# Start of LISTED ENTRIES

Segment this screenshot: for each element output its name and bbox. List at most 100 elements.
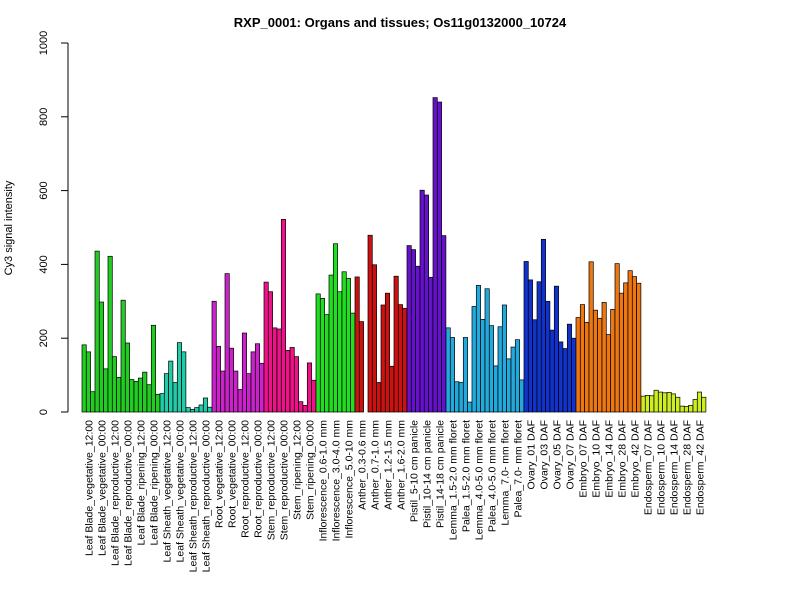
bar bbox=[311, 379, 317, 413]
bar bbox=[172, 382, 178, 413]
bar bbox=[484, 288, 490, 413]
bar bbox=[81, 344, 87, 413]
x-tick-label: Endosperm_07 DAF bbox=[642, 420, 654, 515]
bar bbox=[111, 356, 117, 413]
x-tick-label: Leaf Blade_vegetative_12:00 bbox=[83, 420, 95, 556]
bar bbox=[462, 337, 468, 413]
bar bbox=[493, 365, 499, 413]
bar bbox=[376, 382, 382, 413]
x-tick-label: Leaf Blade_vegetative_00:00 bbox=[96, 420, 108, 556]
x-tick-label: Endosperm_14 DAF bbox=[668, 420, 680, 515]
bar bbox=[241, 332, 247, 413]
bar bbox=[85, 351, 91, 413]
bar bbox=[623, 282, 629, 413]
x-tick-label: Ovary_05 DAF bbox=[551, 420, 563, 489]
bar bbox=[293, 356, 299, 413]
bar bbox=[389, 365, 395, 413]
x-axis-labels: Leaf Blade_vegetative_12:00 Leaf Blade_ve… bbox=[83, 420, 706, 573]
bar bbox=[246, 373, 252, 413]
x-tick-label: Root_vegetative_00:00 bbox=[226, 420, 238, 528]
bar bbox=[666, 392, 672, 413]
bar bbox=[337, 291, 343, 413]
x-tick-label: Embryo_42 DAF bbox=[629, 420, 641, 498]
bar bbox=[428, 276, 434, 413]
bar bbox=[445, 327, 451, 413]
x-tick-label: Endosperm_28 DAF bbox=[681, 420, 693, 515]
bar bbox=[701, 396, 707, 413]
bar bbox=[670, 393, 676, 413]
x-tick-label: Endosperm_42 DAF bbox=[694, 420, 706, 515]
x-tick-label: Embryo_14 DAF bbox=[603, 420, 615, 498]
x-tick-label: Leaf Sheath_reproductive_12:00 bbox=[187, 420, 199, 573]
bar bbox=[532, 319, 538, 413]
bar bbox=[150, 324, 156, 413]
bar bbox=[627, 270, 633, 413]
bar bbox=[90, 391, 96, 413]
bar bbox=[306, 362, 312, 413]
bar bbox=[454, 381, 460, 413]
x-tick-label: Leaf Blade_ripening_00:00 bbox=[148, 420, 160, 546]
x-tick-label: Palea_4.0-5.0 mm floret bbox=[486, 420, 498, 532]
x-tick-label: Stem_ripening_00:00 bbox=[304, 420, 316, 520]
bar bbox=[545, 300, 551, 413]
x-tick-label: Embryo_10 DAF bbox=[590, 420, 602, 498]
bar bbox=[328, 274, 334, 413]
x-tick-label: Leaf Sheath_vegetative_00:00 bbox=[174, 420, 186, 563]
bar bbox=[380, 304, 386, 413]
bar bbox=[640, 395, 646, 413]
bar bbox=[397, 304, 403, 413]
bar bbox=[159, 393, 165, 413]
bar bbox=[527, 279, 533, 413]
bar bbox=[137, 377, 143, 413]
bar bbox=[124, 342, 130, 413]
bar bbox=[467, 401, 473, 413]
y-tick-label: 1000 bbox=[38, 31, 50, 55]
bar bbox=[475, 285, 481, 413]
bar bbox=[367, 234, 373, 413]
chart-title: RXP_0001: Organs and tissues; Os11g01320… bbox=[234, 15, 567, 30]
x-tick-label: Inflorescence_5.0-10 mm bbox=[343, 420, 355, 539]
bar bbox=[272, 327, 278, 413]
bar bbox=[675, 396, 681, 413]
bar bbox=[653, 389, 659, 413]
x-tick-label: Anther_0.3-0.6 mm bbox=[356, 420, 368, 510]
x-tick-label: Ovary_01 DAF bbox=[525, 420, 537, 489]
x-tick-label: Ovary_03 DAF bbox=[538, 420, 550, 489]
bar bbox=[315, 293, 321, 413]
bar bbox=[289, 347, 295, 413]
x-tick-label: Pistil_10-14 cm panicle bbox=[421, 420, 433, 528]
y-tick-label: 400 bbox=[38, 255, 50, 273]
bar bbox=[319, 298, 325, 413]
bar bbox=[436, 101, 442, 413]
bar bbox=[259, 362, 265, 413]
bar bbox=[285, 350, 291, 413]
x-tick-label: Root_reproductive_12:00 bbox=[239, 420, 251, 538]
bar bbox=[662, 392, 668, 413]
bar bbox=[614, 263, 620, 413]
bar bbox=[601, 302, 607, 413]
bar bbox=[592, 309, 598, 413]
bar bbox=[683, 406, 689, 413]
bar bbox=[98, 301, 104, 413]
x-tick-label: Palea_7.0- mm floret bbox=[512, 420, 524, 518]
bar bbox=[202, 397, 208, 413]
bar bbox=[146, 384, 152, 413]
bar bbox=[107, 255, 113, 413]
bar bbox=[501, 304, 507, 413]
bar bbox=[298, 401, 304, 413]
bar bbox=[540, 238, 546, 413]
bar bbox=[423, 194, 429, 413]
bar bbox=[194, 407, 200, 413]
bar bbox=[536, 281, 542, 413]
x-tick-label: Anther_1.6-2.0 mm bbox=[395, 420, 407, 510]
x-tick-label: Embryo_28 DAF bbox=[616, 420, 628, 498]
bar bbox=[692, 399, 698, 413]
y-axis-label: Cy3 signal intensity bbox=[3, 180, 15, 275]
bar bbox=[324, 314, 330, 413]
bar bbox=[480, 319, 486, 413]
bars-group bbox=[81, 97, 707, 413]
bar bbox=[558, 341, 564, 413]
bar bbox=[354, 276, 360, 413]
x-tick-label: Stem_reproductive_00:00 bbox=[278, 420, 290, 540]
bar bbox=[488, 325, 494, 413]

# End of LISTED ENTRIES

# [TASK TO COMPLETE]
Reproduce every line of the entries above word for word, omitting the pictures.

# [ANSWER TO THE PROBLEM]
Segment this screenshot: for each element output its name and bbox. List at most 100 elements.
bar bbox=[311, 379, 317, 413]
bar bbox=[172, 382, 178, 413]
bar bbox=[484, 288, 490, 413]
bar bbox=[81, 344, 87, 413]
x-tick-label: Endosperm_07 DAF bbox=[642, 420, 654, 515]
bar bbox=[111, 356, 117, 413]
x-tick-label: Leaf Blade_vegetative_12:00 bbox=[83, 420, 95, 556]
bar bbox=[462, 337, 468, 413]
bar bbox=[493, 365, 499, 413]
bar bbox=[376, 382, 382, 413]
x-tick-label: Leaf Blade_vegetative_00:00 bbox=[96, 420, 108, 556]
x-tick-label: Endosperm_14 DAF bbox=[668, 420, 680, 515]
bar bbox=[241, 332, 247, 413]
bar bbox=[85, 351, 91, 413]
bar bbox=[623, 282, 629, 413]
x-tick-label: Ovary_05 DAF bbox=[551, 420, 563, 489]
bar bbox=[293, 356, 299, 413]
bar bbox=[389, 365, 395, 413]
x-axis-labels: Leaf Blade_vegetative_12:00 Leaf Blade_ve… bbox=[83, 420, 706, 573]
bar bbox=[246, 373, 252, 413]
x-tick-label: Root_vegetative_00:00 bbox=[226, 420, 238, 528]
bar bbox=[666, 392, 672, 413]
bar bbox=[337, 291, 343, 413]
x-tick-label: Embryo_42 DAF bbox=[629, 420, 641, 498]
bar bbox=[428, 276, 434, 413]
bar bbox=[445, 327, 451, 413]
x-tick-label: Endosperm_28 DAF bbox=[681, 420, 693, 515]
bar bbox=[701, 396, 707, 413]
bar bbox=[670, 393, 676, 413]
x-tick-label: Endosperm_42 DAF bbox=[694, 420, 706, 515]
x-tick-label: Embryo_14 DAF bbox=[603, 420, 615, 498]
x-tick-label: Leaf Sheath_reproductive_12:00 bbox=[187, 420, 199, 573]
bar bbox=[532, 319, 538, 413]
bar bbox=[150, 324, 156, 413]
bar bbox=[627, 270, 633, 413]
bar bbox=[90, 391, 96, 413]
bar bbox=[306, 362, 312, 413]
bar bbox=[454, 381, 460, 413]
x-tick-label: Leaf Blade_ripening_00:00 bbox=[148, 420, 160, 546]
x-tick-label: Palea_4.0-5.0 mm floret bbox=[486, 420, 498, 532]
x-tick-label: Stem_ripening_00:00 bbox=[304, 420, 316, 520]
bar bbox=[545, 300, 551, 413]
x-tick-label: Embryo_10 DAF bbox=[590, 420, 602, 498]
bar bbox=[328, 274, 334, 413]
x-tick-label: Leaf Sheath_vegetative_00:00 bbox=[174, 420, 186, 563]
bar bbox=[380, 304, 386, 413]
bar bbox=[640, 395, 646, 413]
bar bbox=[397, 304, 403, 413]
bar bbox=[159, 393, 165, 413]
bar bbox=[527, 279, 533, 413]
bar bbox=[137, 377, 143, 413]
bar bbox=[124, 342, 130, 413]
bar bbox=[467, 401, 473, 413]
y-tick-label: 1000 bbox=[38, 31, 50, 55]
bar bbox=[475, 285, 481, 413]
bar bbox=[367, 234, 373, 413]
chart-title: RXP_0001: Organs and tissues; Os11g01320… bbox=[234, 15, 567, 30]
x-tick-label: Inflorescence_5.0-10 mm bbox=[343, 420, 355, 539]
bar bbox=[272, 327, 278, 413]
bar bbox=[675, 396, 681, 413]
bar bbox=[653, 389, 659, 413]
x-tick-label: Anther_0.3-0.6 mm bbox=[356, 420, 368, 510]
x-tick-label: Ovary_01 DAF bbox=[525, 420, 537, 489]
x-tick-label: Ovary_03 DAF bbox=[538, 420, 550, 489]
bar bbox=[315, 293, 321, 413]
bar bbox=[289, 347, 295, 413]
x-tick-label: Pistil_10-14 cm panicle bbox=[421, 420, 433, 528]
y-tick-label: 400 bbox=[38, 255, 50, 273]
bar bbox=[319, 298, 325, 413]
bar bbox=[436, 101, 442, 413]
bar bbox=[259, 362, 265, 413]
bar bbox=[285, 350, 291, 413]
x-tick-label: Root_reproductive_12:00 bbox=[239, 420, 251, 538]
bar bbox=[662, 392, 668, 413]
bar bbox=[614, 263, 620, 413]
bar bbox=[601, 302, 607, 413]
bar bbox=[592, 309, 598, 413]
bar bbox=[683, 406, 689, 413]
bar bbox=[98, 301, 104, 413]
x-tick-label: Palea_7.0- mm floret bbox=[512, 420, 524, 518]
bar bbox=[202, 397, 208, 413]
bar bbox=[146, 384, 152, 413]
bar bbox=[107, 255, 113, 413]
bar bbox=[501, 304, 507, 413]
bar bbox=[298, 401, 304, 413]
bar bbox=[540, 238, 546, 413]
bar bbox=[423, 194, 429, 413]
bar bbox=[194, 407, 200, 413]
bar bbox=[536, 281, 542, 413]
x-tick-label: Anther_1.6-2.0 mm bbox=[395, 420, 407, 510]
x-tick-label: Embryo_28 DAF bbox=[616, 420, 628, 498]
bar bbox=[692, 399, 698, 413]
y-axis-label: Cy3 signal intensity bbox=[3, 180, 15, 275]
bar bbox=[324, 314, 330, 413]
bar bbox=[480, 319, 486, 413]
bars-group bbox=[81, 97, 707, 413]
bar bbox=[558, 341, 564, 413]
bar bbox=[354, 276, 360, 413]
x-tick-label: Stem_reproductive_00:00 bbox=[278, 420, 290, 540]
bar bbox=[488, 325, 494, 413]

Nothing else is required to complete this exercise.